Data supplied:

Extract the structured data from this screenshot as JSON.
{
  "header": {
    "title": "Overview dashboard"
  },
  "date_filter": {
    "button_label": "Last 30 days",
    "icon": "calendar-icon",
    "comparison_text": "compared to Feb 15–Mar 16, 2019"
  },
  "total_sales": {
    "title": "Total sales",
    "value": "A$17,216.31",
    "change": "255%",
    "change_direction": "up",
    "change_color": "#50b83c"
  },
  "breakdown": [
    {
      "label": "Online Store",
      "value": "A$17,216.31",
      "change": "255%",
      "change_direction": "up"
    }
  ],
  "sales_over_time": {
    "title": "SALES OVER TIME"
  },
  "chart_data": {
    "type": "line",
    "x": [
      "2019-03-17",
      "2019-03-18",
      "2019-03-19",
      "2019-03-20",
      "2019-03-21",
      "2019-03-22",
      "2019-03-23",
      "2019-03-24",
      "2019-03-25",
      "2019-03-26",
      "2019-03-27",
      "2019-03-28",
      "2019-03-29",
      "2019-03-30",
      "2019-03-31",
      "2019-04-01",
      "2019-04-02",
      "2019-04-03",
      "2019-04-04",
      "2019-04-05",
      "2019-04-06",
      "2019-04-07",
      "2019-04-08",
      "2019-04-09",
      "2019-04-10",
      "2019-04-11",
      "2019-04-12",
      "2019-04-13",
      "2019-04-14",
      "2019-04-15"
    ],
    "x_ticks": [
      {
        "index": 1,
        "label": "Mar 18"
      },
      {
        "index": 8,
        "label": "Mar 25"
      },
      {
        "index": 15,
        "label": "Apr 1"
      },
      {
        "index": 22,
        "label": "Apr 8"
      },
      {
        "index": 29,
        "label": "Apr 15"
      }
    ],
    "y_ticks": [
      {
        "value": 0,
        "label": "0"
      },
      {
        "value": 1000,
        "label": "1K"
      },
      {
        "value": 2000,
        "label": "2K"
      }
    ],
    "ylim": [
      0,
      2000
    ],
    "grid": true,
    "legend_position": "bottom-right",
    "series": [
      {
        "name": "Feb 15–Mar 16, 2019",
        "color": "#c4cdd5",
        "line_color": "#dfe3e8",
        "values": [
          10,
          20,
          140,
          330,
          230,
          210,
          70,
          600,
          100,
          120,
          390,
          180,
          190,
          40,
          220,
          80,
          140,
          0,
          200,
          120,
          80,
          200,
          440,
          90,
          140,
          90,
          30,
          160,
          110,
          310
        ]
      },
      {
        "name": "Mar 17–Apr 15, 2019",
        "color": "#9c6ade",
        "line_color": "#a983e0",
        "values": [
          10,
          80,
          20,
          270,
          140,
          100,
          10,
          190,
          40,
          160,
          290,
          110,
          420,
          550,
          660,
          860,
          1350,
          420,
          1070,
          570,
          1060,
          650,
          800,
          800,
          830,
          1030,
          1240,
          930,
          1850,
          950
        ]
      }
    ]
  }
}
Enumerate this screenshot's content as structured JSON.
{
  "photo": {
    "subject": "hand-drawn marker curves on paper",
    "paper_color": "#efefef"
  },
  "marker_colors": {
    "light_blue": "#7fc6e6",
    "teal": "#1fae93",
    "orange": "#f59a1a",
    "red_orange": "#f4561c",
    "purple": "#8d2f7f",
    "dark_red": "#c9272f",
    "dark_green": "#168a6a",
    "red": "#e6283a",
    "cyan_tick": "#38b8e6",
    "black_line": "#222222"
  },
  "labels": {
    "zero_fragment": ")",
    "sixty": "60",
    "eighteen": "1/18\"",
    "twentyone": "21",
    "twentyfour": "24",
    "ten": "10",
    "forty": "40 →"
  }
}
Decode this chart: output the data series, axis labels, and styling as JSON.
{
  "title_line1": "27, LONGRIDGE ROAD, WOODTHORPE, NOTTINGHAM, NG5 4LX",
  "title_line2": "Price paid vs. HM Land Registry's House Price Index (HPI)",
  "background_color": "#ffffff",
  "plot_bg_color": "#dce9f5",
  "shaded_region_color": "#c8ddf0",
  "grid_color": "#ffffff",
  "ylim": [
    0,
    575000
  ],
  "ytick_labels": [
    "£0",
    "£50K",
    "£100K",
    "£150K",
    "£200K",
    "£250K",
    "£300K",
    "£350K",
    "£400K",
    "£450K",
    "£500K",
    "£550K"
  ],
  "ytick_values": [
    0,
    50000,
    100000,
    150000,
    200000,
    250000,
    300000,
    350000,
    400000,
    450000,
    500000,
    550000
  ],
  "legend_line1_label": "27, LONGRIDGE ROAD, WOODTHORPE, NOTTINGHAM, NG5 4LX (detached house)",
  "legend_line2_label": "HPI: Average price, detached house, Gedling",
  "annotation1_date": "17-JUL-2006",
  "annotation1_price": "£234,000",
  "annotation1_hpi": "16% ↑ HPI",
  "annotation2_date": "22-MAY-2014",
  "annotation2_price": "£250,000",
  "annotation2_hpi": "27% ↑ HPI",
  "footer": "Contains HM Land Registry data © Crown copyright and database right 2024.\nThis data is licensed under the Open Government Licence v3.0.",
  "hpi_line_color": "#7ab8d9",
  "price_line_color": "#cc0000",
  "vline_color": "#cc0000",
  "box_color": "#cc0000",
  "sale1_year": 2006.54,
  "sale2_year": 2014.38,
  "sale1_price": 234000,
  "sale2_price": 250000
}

Task:
Your task is to extract all of the records exactly.

Final result:
Extract the structured data from this screenshot as JSON.
{
  "header": {
    "title": "Overview dashboard"
  },
  "date_filter": {
    "button_label": "Last 30 days",
    "icon": "calendar-icon",
    "comparison_text": "compared to Feb 15–Mar 16, 2019"
  },
  "total_sales": {
    "title": "Total sales",
    "value": "A$17,216.31",
    "change": "255%",
    "change_direction": "up",
    "change_color": "#50b83c"
  },
  "breakdown": [
    {
      "label": "Online Store",
      "value": "A$17,216.31",
      "change": "255%",
      "change_direction": "up"
    }
  ],
  "sales_over_time": {
    "title": "SALES OVER TIME"
  },
  "chart_data": {
    "type": "line",
    "x": [
      "2019-03-17",
      "2019-03-18",
      "2019-03-19",
      "2019-03-20",
      "2019-03-21",
      "2019-03-22",
      "2019-03-23",
      "2019-03-24",
      "2019-03-25",
      "2019-03-26",
      "2019-03-27",
      "2019-03-28",
      "2019-03-29",
      "2019-03-30",
      "2019-03-31",
      "2019-04-01",
      "2019-04-02",
      "2019-04-03",
      "2019-04-04",
      "2019-04-05",
      "2019-04-06",
      "2019-04-07",
      "2019-04-08",
      "2019-04-09",
      "2019-04-10",
      "2019-04-11",
      "2019-04-12",
      "2019-04-13",
      "2019-04-14",
      "2019-04-15"
    ],
    "x_ticks": [
      {
        "index": 1,
        "label": "Mar 18"
      },
      {
        "index": 8,
        "label": "Mar 25"
      },
      {
        "index": 15,
        "label": "Apr 1"
      },
      {
        "index": 22,
        "label": "Apr 8"
      },
      {
        "index": 29,
        "label": "Apr 15"
      }
    ],
    "y_ticks": [
      {
        "value": 0,
        "label": "0"
      },
      {
        "value": 1000,
        "label": "1K"
      },
      {
        "value": 2000,
        "label": "2K"
      }
    ],
    "ylim": [
      0,
      2000
    ],
    "grid": true,
    "legend_position": "bottom-right",
    "series": [
      {
        "name": "Feb 15–Mar 16, 2019",
        "color": "#c4cdd5",
        "line_color": "#dfe3e8",
        "values": [
          10,
          20,
          140,
          330,
          230,
          210,
          70,
          600,
          100,
          120,
          390,
          180,
          190,
          40,
          220,
          80,
          140,
          0,
          200,
          120,
          80,
          200,
          440,
          90,
          140,
          90,
          30,
          160,
          110,
          310
        ]
      },
      {
        "name": "Mar 17–Apr 15, 2019",
        "color": "#9c6ade",
        "line_color": "#a983e0",
        "values": [
          10,
          80,
          20,
          270,
          140,
          100,
          10,
          190,
          40,
          160,
          290,
          110,
          420,
          550,
          660,
          860,
          1350,
          420,
          1070,
          570,
          1060,
          650,
          800,
          800,
          830,
          1030,
          1240,
          930,
          1850,
          950
        ]
      }
    ]
  }
}
Enumerate this screenshot's content as structured JSON.
{
  "photo": {
    "subject": "hand-drawn marker curves on paper",
    "paper_color": "#efefef"
  },
  "marker_colors": {
    "light_blue": "#7fc6e6",
    "teal": "#1fae93",
    "orange": "#f59a1a",
    "red_orange": "#f4561c",
    "purple": "#8d2f7f",
    "dark_red": "#c9272f",
    "dark_green": "#168a6a",
    "red": "#e6283a",
    "cyan_tick": "#38b8e6",
    "black_line": "#222222"
  },
  "labels": {
    "zero_fragment": ")",
    "sixty": "60",
    "eighteen": "1/18\"",
    "twentyone": "21",
    "twentyfour": "24",
    "ten": "10",
    "forty": "40 →"
  }
}
Decode this chart: output the data series, axis labels, and styling as JSON.
{
  "title_line1": "27, LONGRIDGE ROAD, WOODTHORPE, NOTTINGHAM, NG5 4LX",
  "title_line2": "Price paid vs. HM Land Registry's House Price Index (HPI)",
  "background_color": "#ffffff",
  "plot_bg_color": "#dce9f5",
  "shaded_region_color": "#c8ddf0",
  "grid_color": "#ffffff",
  "ylim": [
    0,
    575000
  ],
  "ytick_labels": [
    "£0",
    "£50K",
    "£100K",
    "£150K",
    "£200K",
    "£250K",
    "£300K",
    "£350K",
    "£400K",
    "£450K",
    "£500K",
    "£550K"
  ],
  "ytick_values": [
    0,
    50000,
    100000,
    150000,
    200000,
    250000,
    300000,
    350000,
    400000,
    450000,
    500000,
    550000
  ],
  "legend_line1_label": "27, LONGRIDGE ROAD, WOODTHORPE, NOTTINGHAM, NG5 4LX (detached house)",
  "legend_line2_label": "HPI: Average price, detached house, Gedling",
  "annotation1_date": "17-JUL-2006",
  "annotation1_price": "£234,000",
  "annotation1_hpi": "16% ↑ HPI",
  "annotation2_date": "22-MAY-2014",
  "annotation2_price": "£250,000",
  "annotation2_hpi": "27% ↑ HPI",
  "footer": "Contains HM Land Registry data © Crown copyright and database right 2024.\nThis data is licensed under the Open Government Licence v3.0.",
  "hpi_line_color": "#7ab8d9",
  "price_line_color": "#cc0000",
  "vline_color": "#cc0000",
  "box_color": "#cc0000",
  "sale1_year": 2006.54,
  "sale2_year": 2014.38,
  "sale1_price": 234000,
  "sale2_price": 250000
}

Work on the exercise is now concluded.